__What the task requires__: Count how many lines mention the word "JSON". Write that number alone.

__Dataset excerpts__:
** Begin **

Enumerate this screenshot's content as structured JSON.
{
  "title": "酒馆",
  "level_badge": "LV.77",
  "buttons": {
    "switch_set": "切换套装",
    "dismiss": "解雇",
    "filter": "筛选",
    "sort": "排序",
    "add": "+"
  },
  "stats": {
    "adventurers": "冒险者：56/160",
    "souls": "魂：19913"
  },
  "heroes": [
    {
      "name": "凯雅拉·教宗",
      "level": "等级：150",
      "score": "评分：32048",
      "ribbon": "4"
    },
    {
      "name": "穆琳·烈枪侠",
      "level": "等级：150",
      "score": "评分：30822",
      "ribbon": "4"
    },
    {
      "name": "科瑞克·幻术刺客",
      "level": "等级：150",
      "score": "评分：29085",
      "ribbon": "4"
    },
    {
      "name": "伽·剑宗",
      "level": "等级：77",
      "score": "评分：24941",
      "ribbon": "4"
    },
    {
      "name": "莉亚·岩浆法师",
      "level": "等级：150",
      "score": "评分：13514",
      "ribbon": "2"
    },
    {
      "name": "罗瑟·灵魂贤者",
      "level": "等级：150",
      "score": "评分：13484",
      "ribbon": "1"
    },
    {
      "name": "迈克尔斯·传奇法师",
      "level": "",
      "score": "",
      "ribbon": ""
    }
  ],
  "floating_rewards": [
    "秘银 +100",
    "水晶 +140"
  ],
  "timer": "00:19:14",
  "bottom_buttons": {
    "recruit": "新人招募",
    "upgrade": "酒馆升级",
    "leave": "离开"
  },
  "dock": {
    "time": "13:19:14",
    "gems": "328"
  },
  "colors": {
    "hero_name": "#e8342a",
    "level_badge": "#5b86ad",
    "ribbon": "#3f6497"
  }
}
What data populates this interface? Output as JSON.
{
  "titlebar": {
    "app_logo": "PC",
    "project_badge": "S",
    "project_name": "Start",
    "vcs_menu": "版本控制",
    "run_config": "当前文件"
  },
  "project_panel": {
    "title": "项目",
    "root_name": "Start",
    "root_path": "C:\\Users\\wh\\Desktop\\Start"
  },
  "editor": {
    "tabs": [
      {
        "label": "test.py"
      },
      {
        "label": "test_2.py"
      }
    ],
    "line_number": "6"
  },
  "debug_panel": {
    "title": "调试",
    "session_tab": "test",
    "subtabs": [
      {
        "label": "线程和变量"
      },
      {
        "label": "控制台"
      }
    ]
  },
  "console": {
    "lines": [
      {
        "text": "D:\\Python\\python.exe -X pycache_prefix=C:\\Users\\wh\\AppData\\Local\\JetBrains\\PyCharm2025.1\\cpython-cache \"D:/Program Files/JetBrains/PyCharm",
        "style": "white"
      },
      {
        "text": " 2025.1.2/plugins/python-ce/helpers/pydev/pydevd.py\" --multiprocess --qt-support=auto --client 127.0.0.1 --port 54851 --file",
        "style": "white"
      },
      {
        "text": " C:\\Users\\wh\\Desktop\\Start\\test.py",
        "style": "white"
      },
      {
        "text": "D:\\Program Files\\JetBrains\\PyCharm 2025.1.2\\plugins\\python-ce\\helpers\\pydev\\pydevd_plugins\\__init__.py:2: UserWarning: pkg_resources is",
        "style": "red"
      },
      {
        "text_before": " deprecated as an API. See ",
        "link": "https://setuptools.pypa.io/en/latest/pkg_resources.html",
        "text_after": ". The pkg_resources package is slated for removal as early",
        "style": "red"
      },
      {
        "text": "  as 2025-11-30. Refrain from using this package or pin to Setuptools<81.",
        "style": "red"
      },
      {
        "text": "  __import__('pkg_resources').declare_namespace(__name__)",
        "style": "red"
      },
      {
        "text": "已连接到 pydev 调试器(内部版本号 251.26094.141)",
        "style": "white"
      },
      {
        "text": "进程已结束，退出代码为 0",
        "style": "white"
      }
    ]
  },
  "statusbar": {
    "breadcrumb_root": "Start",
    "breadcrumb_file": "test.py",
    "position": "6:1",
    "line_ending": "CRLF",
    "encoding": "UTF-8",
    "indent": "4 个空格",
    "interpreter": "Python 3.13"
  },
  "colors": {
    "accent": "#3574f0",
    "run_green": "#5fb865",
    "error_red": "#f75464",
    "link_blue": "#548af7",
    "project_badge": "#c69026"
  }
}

** End **

__Task output__: 2